* [Records from a collection of figures]
============================================================
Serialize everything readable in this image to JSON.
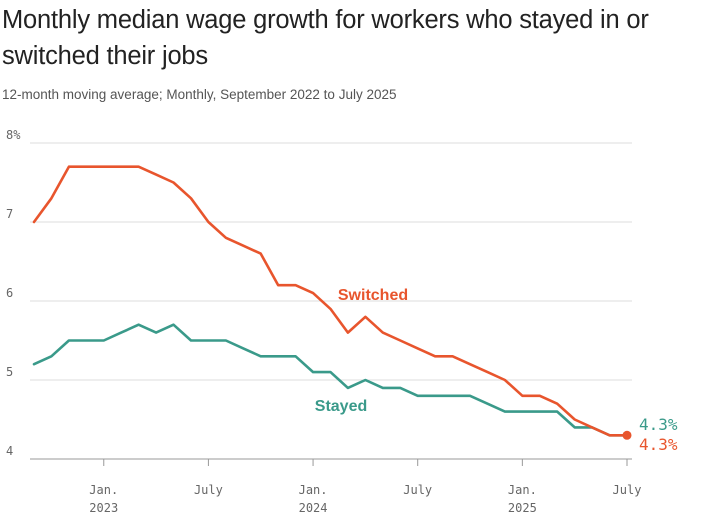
{
  "chart_data": {
    "type": "line",
    "title": "Monthly median wage growth for workers who stayed in or switched their jobs",
    "subtitle": "12-month moving average; Monthly, September 2022 to July 2025",
    "y_unit": "%",
    "ylim": [
      4,
      8
    ],
    "yticks": [
      {
        "value": 4,
        "label": "4"
      },
      {
        "value": 5,
        "label": "5"
      },
      {
        "value": 6,
        "label": "6"
      },
      {
        "value": 7,
        "label": "7"
      },
      {
        "value": 8,
        "label": "8%"
      }
    ],
    "xticks": [
      {
        "index": 4,
        "label": "Jan.",
        "sublabel": "2023"
      },
      {
        "index": 10,
        "label": "July",
        "sublabel": ""
      },
      {
        "index": 16,
        "label": "Jan.",
        "sublabel": "2024"
      },
      {
        "index": 22,
        "label": "July",
        "sublabel": ""
      },
      {
        "index": 28,
        "label": "Jan.",
        "sublabel": "2025"
      },
      {
        "index": 34,
        "label": "July",
        "sublabel": ""
      }
    ],
    "x": [
      "2022-09",
      "2022-10",
      "2022-11",
      "2022-12",
      "2023-01",
      "2023-02",
      "2023-03",
      "2023-04",
      "2023-05",
      "2023-06",
      "2023-07",
      "2023-08",
      "2023-09",
      "2023-10",
      "2023-11",
      "2023-12",
      "2024-01",
      "2024-02",
      "2024-03",
      "2024-04",
      "2024-05",
      "2024-06",
      "2024-07",
      "2024-08",
      "2024-09",
      "2024-10",
      "2024-11",
      "2024-12",
      "2025-01",
      "2025-02",
      "2025-03",
      "2025-04",
      "2025-05",
      "2025-06",
      "2025-07"
    ],
    "series": [
      {
        "name": "Switched",
        "color": "#e8552d",
        "values": [
          7.0,
          7.3,
          7.7,
          7.7,
          7.7,
          7.7,
          7.7,
          7.6,
          7.5,
          7.3,
          7.0,
          6.8,
          6.7,
          6.6,
          6.2,
          6.2,
          6.1,
          5.9,
          5.6,
          5.8,
          5.6,
          5.5,
          5.4,
          5.3,
          5.3,
          5.2,
          5.1,
          5.0,
          4.8,
          4.8,
          4.7,
          4.5,
          4.4,
          4.3,
          4.3
        ],
        "end_label": "4.3%"
      },
      {
        "name": "Stayed",
        "color": "#3a9a8a",
        "values": [
          5.2,
          5.3,
          5.5,
          5.5,
          5.5,
          5.6,
          5.7,
          5.6,
          5.7,
          5.5,
          5.5,
          5.5,
          5.4,
          5.3,
          5.3,
          5.3,
          5.1,
          5.1,
          4.9,
          5.0,
          4.9,
          4.9,
          4.8,
          4.8,
          4.8,
          4.8,
          4.7,
          4.6,
          4.6,
          4.6,
          4.6,
          4.4,
          4.4,
          4.3,
          4.3
        ],
        "end_label": "4.3%"
      }
    ]
  }
}
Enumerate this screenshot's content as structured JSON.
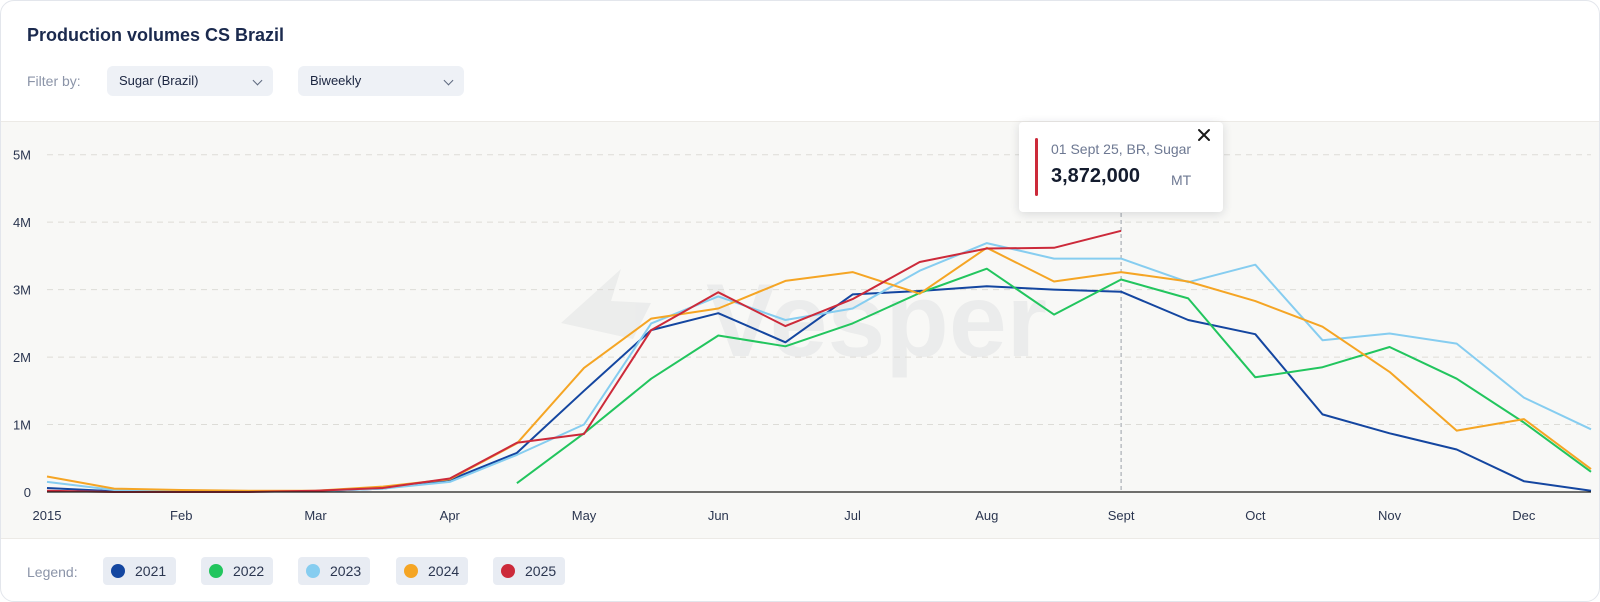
============================================================
* [TASK INSTRUCTIONS]
Copy every line above in which the string "this" shows up.

* [TASK OUTPUT]
Serialize everything readable in this image to JSON.
Enumerate this screenshot's content as structured JSON.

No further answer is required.